══ Records for the exercise

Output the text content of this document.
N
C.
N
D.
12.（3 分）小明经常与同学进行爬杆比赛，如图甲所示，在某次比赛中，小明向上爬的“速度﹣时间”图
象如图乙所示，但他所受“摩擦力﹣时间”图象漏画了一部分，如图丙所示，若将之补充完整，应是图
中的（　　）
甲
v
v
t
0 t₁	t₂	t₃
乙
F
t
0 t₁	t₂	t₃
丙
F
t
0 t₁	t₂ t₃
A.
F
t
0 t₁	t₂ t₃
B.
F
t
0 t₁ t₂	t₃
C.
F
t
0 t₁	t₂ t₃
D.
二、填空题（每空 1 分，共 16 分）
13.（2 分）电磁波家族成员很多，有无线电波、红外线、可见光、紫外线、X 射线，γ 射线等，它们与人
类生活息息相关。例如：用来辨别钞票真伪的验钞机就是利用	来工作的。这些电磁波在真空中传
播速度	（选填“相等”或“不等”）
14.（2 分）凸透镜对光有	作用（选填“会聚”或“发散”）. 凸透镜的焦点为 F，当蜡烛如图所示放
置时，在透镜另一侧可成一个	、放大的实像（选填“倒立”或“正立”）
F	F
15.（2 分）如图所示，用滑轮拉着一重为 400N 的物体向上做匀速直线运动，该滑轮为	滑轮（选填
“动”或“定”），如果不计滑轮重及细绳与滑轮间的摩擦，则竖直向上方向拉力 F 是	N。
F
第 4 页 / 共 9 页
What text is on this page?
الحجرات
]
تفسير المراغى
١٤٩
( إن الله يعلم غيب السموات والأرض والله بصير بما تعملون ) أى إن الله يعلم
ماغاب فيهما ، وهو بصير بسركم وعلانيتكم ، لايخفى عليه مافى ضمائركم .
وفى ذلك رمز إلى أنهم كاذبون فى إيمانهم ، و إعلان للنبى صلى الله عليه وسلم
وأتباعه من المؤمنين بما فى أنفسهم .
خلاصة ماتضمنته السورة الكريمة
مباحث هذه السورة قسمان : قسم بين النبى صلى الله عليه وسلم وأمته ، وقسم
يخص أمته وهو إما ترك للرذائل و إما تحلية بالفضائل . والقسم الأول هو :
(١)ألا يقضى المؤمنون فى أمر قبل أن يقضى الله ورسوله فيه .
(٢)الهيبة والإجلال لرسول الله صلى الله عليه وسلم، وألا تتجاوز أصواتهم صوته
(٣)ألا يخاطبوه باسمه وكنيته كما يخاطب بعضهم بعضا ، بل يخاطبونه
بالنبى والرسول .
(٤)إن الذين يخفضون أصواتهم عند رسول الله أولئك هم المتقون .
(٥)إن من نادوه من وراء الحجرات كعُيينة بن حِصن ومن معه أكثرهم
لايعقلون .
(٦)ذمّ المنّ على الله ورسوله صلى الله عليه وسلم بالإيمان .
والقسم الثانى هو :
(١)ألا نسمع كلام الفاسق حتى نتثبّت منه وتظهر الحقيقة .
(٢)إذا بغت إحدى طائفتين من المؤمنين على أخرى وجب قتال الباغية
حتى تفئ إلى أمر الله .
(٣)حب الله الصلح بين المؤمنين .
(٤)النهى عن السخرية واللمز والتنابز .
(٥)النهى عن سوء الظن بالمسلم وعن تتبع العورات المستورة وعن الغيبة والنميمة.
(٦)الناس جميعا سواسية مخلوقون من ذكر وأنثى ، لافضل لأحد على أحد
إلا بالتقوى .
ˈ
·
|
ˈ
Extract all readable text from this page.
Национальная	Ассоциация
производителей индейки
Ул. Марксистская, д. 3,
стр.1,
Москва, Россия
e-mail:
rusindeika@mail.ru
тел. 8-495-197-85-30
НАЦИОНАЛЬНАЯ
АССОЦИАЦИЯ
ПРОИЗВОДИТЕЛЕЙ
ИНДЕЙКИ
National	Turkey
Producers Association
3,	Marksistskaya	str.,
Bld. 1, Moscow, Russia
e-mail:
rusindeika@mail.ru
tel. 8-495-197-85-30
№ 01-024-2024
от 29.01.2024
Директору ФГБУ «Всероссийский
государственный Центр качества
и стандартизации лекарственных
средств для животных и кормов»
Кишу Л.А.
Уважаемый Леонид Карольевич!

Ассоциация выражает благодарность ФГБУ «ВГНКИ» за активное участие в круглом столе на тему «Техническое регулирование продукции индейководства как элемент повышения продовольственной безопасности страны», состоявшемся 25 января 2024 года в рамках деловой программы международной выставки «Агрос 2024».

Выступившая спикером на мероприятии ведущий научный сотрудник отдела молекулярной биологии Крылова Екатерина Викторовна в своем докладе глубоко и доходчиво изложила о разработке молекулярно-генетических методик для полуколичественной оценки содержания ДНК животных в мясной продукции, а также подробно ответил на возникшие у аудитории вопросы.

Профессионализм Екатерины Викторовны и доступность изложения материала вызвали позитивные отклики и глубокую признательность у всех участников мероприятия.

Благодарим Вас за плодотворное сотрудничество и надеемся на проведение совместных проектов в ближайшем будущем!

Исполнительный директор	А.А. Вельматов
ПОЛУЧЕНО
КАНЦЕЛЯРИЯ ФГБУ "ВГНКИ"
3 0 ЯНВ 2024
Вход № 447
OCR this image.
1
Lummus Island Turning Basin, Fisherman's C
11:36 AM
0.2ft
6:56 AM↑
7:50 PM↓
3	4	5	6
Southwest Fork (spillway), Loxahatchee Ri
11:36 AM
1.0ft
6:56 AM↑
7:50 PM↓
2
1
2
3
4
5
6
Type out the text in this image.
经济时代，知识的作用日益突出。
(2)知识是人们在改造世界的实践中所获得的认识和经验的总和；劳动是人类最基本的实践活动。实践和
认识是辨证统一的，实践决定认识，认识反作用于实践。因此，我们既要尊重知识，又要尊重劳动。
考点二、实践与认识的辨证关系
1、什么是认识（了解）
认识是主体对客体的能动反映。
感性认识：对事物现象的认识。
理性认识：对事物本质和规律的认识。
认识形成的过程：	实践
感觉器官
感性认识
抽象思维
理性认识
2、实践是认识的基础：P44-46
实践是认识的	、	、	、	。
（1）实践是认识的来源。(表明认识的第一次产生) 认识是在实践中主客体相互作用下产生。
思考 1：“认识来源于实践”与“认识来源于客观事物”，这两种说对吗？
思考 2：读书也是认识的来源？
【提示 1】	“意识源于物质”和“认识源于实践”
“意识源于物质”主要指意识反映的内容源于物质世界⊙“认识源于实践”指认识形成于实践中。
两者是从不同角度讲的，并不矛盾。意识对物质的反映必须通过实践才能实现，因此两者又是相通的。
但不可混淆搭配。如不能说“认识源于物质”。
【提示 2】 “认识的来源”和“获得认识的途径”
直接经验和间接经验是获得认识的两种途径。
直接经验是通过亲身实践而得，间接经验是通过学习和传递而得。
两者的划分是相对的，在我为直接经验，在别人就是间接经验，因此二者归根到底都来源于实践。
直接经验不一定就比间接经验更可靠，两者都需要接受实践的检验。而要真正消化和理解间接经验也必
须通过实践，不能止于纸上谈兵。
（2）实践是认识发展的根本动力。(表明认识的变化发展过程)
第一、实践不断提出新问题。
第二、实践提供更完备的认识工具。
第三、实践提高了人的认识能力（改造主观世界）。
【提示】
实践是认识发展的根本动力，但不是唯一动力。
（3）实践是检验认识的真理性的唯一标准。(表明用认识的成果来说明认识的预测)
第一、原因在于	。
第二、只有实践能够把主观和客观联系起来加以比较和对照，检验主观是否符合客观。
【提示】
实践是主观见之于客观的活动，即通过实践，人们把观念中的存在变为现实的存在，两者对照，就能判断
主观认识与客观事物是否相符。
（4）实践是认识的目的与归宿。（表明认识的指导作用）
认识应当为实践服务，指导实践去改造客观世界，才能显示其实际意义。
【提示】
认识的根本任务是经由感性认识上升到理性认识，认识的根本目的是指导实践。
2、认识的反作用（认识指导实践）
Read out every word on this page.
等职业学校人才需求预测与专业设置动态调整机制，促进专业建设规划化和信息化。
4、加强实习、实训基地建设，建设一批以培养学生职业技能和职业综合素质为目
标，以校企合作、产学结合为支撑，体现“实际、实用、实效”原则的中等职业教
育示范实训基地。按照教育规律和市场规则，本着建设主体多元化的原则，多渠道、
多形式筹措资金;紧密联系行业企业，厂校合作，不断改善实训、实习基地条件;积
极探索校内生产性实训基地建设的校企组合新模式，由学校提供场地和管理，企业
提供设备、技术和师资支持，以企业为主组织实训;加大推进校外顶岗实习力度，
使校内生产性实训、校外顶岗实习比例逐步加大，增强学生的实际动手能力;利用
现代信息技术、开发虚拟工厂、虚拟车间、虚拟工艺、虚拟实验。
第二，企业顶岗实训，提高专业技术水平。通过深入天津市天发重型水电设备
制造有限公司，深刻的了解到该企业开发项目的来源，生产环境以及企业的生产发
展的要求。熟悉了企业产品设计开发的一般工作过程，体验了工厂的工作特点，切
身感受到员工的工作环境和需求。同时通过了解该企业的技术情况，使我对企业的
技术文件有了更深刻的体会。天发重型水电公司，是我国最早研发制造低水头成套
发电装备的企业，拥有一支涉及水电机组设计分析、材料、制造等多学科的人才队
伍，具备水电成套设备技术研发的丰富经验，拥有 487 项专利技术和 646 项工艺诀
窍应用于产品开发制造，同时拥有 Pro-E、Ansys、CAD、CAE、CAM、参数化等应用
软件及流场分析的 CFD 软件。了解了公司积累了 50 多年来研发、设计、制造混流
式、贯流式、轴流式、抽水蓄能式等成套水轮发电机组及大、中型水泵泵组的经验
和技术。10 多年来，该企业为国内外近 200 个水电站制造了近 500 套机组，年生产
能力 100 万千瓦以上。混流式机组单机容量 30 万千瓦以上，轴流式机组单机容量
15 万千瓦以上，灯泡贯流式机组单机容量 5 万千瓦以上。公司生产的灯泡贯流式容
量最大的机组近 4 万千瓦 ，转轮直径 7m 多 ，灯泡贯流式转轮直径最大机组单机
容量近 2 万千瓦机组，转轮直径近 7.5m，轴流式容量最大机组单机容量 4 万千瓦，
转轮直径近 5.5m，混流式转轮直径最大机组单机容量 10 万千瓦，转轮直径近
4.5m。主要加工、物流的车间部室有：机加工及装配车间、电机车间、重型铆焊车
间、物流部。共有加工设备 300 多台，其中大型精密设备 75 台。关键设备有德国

════

**Task goal:**
Which lines hold the word "ВГНКИ"? Return all of them from the records above.

**Finished exercise:**
Ассоциация выражает благодарность ФГБУ «ВГНКИ» за активное участие в круглом столе на тему «Техническое регулирование продукции индейководства как элемент повышения продовольственной безопасности страны», состоявшемся 25 января 2024 года в рамках деловой программы международной выставки «Агрос 2024».
КАНЦЕЛЯРИЯ ФГБУ "ВГНКИ"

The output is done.